• **Study text**:

Tattoos don’t have an expiration date; tattoos are not fashion. Tattoos are art, and art ages but never goes out of style. If it’s what you want to do, get a tattoo.

Think of the famous artist Vincent Van Gogh, he died in the year 1890 yet his work is still hanging on walls. His work is appreciated and still seen as beautiful. It’s the same with tattoos: Art does not die, and the canvas does not determine the beauty of the work.

Tattoos represent individuality, and they set apart one person from the next. It’s rare to find two people with the exact same tattoo, and therefore the artwork gives even more originality to a person. You can meet a girl named Ashley almost everywhere you go, but you can’t meet an Ashley with a rose tattoo that incorporates her mother’s birthday on her left wrist just anywhere.

Tattoos are a unique form of expression. The work of art reveals something about you that typically a person wouldn’t know with just the glance of an eye.

The idea that tattoos are not professional isn’t a concern anymore. The people who look down on tattoos are aging, and the more accepting generation is taking over. A new mentality is coming to the professional world, and, before we know it tattoos will be accepted by all businesses.

Say you come across a situation where you’re denied a job due to your tattoos…think about it, if you are qualified for a job, and they turn you down because of a simple tattoo on your body, do you really want to work for someone so closed minded?.

It’s crucial to put thought into anything permanent going on your body, but do you want to look back and realize you lived your life the way you did only because society told you tattoos weren’t acceptable? Not everyone likes the ideas of tattoos, but never let society tell you what to like.

Life is about being free. Risks are a part of life, and, in the end, when we’re all dead and gone, no person is greater than another because of the way his or her body looked. Get inked if you want to, the world is going to judge you whether you do or don’t.

Con by Karen Pegueros

When you were a kid, you absolutely loved those stick-on tattoos. Imagine if you had one permanently printed on your body. Wouldn’t you be mortified walking around with Barney on your ankle? Don’t brand with another one of society’s trends.

Consider fashion, it changes every season, if not every second. Something that was so “in” last week, could be so “out” the next. If you had to wear one outfit your whole life, what would it be? The world never stops evolving, and there is no escaping that because change is inevitable.

• **Source material**:
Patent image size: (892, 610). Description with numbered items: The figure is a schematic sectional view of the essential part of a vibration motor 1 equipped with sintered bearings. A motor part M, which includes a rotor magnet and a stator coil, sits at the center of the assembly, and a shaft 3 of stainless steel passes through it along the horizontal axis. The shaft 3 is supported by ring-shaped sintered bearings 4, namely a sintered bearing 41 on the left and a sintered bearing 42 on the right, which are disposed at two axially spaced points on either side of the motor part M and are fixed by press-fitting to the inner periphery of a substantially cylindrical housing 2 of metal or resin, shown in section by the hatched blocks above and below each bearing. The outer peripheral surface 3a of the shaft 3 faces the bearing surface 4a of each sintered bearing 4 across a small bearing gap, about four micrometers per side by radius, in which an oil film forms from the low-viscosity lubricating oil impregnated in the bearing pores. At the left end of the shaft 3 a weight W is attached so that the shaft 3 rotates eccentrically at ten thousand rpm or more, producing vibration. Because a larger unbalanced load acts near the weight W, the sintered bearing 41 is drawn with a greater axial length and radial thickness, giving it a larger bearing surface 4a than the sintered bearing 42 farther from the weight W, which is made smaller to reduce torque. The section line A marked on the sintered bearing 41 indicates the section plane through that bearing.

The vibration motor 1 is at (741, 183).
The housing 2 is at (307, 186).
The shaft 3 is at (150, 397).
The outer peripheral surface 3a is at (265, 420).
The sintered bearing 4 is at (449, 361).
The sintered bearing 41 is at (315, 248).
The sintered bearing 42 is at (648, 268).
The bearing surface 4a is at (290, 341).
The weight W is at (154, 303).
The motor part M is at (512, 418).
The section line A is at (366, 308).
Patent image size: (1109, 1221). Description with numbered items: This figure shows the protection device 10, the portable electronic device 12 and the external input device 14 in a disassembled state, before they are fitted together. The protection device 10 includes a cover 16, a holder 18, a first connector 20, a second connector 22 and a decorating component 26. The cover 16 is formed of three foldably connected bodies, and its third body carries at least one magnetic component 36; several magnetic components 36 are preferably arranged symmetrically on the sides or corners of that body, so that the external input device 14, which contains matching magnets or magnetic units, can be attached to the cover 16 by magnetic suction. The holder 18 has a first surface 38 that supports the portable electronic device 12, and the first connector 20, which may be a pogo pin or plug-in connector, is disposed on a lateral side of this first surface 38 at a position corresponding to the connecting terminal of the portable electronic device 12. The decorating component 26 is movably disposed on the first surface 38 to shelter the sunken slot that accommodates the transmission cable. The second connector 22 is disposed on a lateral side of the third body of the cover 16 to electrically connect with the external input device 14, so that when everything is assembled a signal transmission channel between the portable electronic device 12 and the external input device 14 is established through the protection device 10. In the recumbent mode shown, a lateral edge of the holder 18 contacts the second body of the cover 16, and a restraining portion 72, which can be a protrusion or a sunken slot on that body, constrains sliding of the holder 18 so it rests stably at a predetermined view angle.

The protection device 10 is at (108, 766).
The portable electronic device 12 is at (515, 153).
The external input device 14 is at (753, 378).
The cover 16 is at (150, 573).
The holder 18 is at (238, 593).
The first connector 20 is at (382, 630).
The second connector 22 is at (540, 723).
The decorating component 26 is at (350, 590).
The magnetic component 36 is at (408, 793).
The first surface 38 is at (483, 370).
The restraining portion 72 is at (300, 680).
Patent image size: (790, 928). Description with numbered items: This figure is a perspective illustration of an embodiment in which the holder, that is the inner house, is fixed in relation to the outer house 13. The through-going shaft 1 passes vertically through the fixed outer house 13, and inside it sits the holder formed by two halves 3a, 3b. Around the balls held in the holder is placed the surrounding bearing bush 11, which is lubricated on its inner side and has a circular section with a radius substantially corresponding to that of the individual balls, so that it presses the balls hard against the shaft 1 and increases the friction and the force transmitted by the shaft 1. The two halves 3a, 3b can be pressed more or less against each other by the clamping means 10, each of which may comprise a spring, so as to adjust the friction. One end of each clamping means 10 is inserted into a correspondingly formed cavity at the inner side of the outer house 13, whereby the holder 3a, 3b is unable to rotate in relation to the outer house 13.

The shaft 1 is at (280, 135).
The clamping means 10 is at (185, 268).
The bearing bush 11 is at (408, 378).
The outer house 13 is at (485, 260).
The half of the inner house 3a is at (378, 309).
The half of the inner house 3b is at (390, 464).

• **How to complete this task**: Continue the debate on getting tattoos after its last sentence, extending the con side's argument.

• **Answer section**:
That’s the thing about tattoos; they’re forever. Of course, there are those fancy laser and abrasive procedures, but that is extremely expensive and painful. Tattoos never truly come off. There will always be a scar. You might be lucky enough to get the ink off, but the scarring will be there to haunt you.

Another argument is that they are easy to cover up. The old-fashioned trick of, “I’ll just wear long shirts and pants,” doesn’t cut it because you can’t constantly be covered up. Another option could be concealing it with makeup, as if trying to hide that treacherous pimple wasn’t hard enough.

Parents ask “why would you get something permanent on your skin?” They love claiming things like “you are going to regret it when you are older!” Regret might be a little bit of an understatement when your perfect life isn’t all that perfect anymore.

Picture this: your dream job, being ripped from your hands. You had all the qualifications. You were better than any other candidate. You had absolutely everything. Maybe a little too much… one tiny mark on your skin. The interviewer calls and says, “Sorry, we went with another choice.”

Finally, you are putting yourself at risk. Risk of infection from dirty needles that can pass diseases such as HIV, risk of allergies in both regular and temporary tattoos from the ink pigments, risk of scarring from getting a tattoo, or eventually from getting one removed.

Who wants to go through all that trouble for one little drawing of an infinity sign, which by the way, was so three years ago? Think before you ink.